** start **
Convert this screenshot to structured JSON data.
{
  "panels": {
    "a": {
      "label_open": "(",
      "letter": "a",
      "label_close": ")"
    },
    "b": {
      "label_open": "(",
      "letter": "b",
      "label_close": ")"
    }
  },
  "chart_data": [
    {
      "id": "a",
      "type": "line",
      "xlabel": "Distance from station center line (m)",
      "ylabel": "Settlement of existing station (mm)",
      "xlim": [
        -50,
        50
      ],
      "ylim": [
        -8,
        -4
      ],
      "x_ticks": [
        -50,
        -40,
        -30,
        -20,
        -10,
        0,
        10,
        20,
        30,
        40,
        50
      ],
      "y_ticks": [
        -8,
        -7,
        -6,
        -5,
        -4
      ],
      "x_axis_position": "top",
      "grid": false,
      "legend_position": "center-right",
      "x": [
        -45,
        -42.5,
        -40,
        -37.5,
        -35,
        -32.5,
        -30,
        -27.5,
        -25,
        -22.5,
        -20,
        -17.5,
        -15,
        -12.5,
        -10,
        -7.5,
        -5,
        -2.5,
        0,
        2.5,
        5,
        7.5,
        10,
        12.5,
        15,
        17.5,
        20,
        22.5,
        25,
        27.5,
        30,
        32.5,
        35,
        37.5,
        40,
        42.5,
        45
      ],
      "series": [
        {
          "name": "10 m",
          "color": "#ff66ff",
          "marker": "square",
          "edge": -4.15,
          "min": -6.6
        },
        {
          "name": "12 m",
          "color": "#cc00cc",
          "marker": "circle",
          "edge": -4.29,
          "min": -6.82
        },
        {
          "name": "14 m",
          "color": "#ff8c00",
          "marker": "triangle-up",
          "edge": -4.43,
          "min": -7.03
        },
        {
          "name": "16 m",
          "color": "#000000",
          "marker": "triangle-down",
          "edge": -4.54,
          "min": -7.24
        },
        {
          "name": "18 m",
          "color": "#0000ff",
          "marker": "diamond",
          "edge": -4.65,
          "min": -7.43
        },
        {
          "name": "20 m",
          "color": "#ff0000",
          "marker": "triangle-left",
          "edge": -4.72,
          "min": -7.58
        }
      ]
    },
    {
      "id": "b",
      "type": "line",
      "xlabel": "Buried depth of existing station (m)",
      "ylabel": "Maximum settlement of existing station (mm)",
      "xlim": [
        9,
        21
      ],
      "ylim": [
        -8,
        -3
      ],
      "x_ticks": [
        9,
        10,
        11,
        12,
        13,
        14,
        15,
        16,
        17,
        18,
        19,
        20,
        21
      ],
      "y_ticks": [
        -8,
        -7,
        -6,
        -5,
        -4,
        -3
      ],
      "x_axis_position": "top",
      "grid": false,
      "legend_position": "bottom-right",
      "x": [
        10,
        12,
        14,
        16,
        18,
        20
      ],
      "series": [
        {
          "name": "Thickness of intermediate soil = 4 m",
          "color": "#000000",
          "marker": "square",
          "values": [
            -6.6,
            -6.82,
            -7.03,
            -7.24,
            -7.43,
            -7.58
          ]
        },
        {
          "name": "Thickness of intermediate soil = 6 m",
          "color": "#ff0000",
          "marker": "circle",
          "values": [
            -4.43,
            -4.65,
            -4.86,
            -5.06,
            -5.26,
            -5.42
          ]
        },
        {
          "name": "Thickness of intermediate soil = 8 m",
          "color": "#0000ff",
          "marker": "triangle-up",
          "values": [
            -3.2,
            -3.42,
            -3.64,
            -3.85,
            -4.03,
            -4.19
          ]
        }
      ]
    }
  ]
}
** end **
All entries shown above should be printed again exactly.

[TASK ANSWER]
Convert this screenshot to structured JSON data.
{
  "panels": {
    "a": {
      "label_open": "(",
      "letter": "a",
      "label_close": ")"
    },
    "b": {
      "label_open": "(",
      "letter": "b",
      "label_close": ")"
    }
  },
  "chart_data": [
    {
      "id": "a",
      "type": "line",
      "xlabel": "Distance from station center line (m)",
      "ylabel": "Settlement of existing station (mm)",
      "xlim": [
        -50,
        50
      ],
      "ylim": [
        -8,
        -4
      ],
      "x_ticks": [
        -50,
        -40,
        -30,
        -20,
        -10,
        0,
        10,
        20,
        30,
        40,
        50
      ],
      "y_ticks": [
        -8,
        -7,
        -6,
        -5,
        -4
      ],
      "x_axis_position": "top",
      "grid": false,
      "legend_position": "center-right",
      "x": [
        -45,
        -42.5,
        -40,
        -37.5,
        -35,
        -32.5,
        -30,
        -27.5,
        -25,
        -22.5,
        -20,
        -17.5,
        -15,
        -12.5,
        -10,
        -7.5,
        -5,
        -2.5,
        0,
        2.5,
        5,
        7.5,
        10,
        12.5,
        15,
        17.5,
        20,
        22.5,
        25,
        27.5,
        30,
        32.5,
        35,
        37.5,
        40,
        42.5,
        45
      ],
      "series": [
        {
          "name": "10 m",
          "color": "#ff66ff",
          "marker": "square",
          "edge": -4.15,
          "min": -6.6
        },
        {
          "name": "12 m",
          "color": "#cc00cc",
          "marker": "circle",
          "edge": -4.29,
          "min": -6.82
        },
        {
          "name": "14 m",
          "color": "#ff8c00",
          "marker": "triangle-up",
          "edge": -4.43,
          "min": -7.03
        },
        {
          "name": "16 m",
          "color": "#000000",
          "marker": "triangle-down",
          "edge": -4.54,
          "min": -7.24
        },
        {
          "name": "18 m",
          "color": "#0000ff",
          "marker": "diamond",
          "edge": -4.65,
          "min": -7.43
        },
        {
          "name": "20 m",
          "color": "#ff0000",
          "marker": "triangle-left",
          "edge": -4.72,
          "min": -7.58
        }
      ]
    },
    {
      "id": "b",
      "type": "line",
      "xlabel": "Buried depth of existing station (m)",
      "ylabel": "Maximum settlement of existing station (mm)",
      "xlim": [
        9,
        21
      ],
      "ylim": [
        -8,
        -3
      ],
      "x_ticks": [
        9,
        10,
        11,
        12,
        13,
        14,
        15,
        16,
        17,
        18,
        19,
        20,
        21
      ],
      "y_ticks": [
        -8,
        -7,
        -6,
        -5,
        -4,
        -3
      ],
      "x_axis_position": "top",
      "grid": false,
      "legend_position": "bottom-right",
      "x": [
        10,
        12,
        14,
        16,
        18,
        20
      ],
      "series": [
        {
          "name": "Thickness of intermediate soil = 4 m",
          "color": "#000000",
          "marker": "square",
          "values": [
            -6.6,
            -6.82,
            -7.03,
            -7.24,
            -7.43,
            -7.58
          ]
        },
        {
          "name": "Thickness of intermediate soil = 6 m",
          "color": "#ff0000",
          "marker": "circle",
          "values": [
            -4.43,
            -4.65,
            -4.86,
            -5.06,
            -5.26,
            -5.42
          ]
        },
        {
          "name": "Thickness of intermediate soil = 8 m",
          "color": "#0000ff",
          "marker": "triangle-up",
          "values": [
            -3.2,
            -3.42,
            -3.64,
            -3.85,
            -4.03,
            -4.19
          ]
        }
      ]
    }
  ]
}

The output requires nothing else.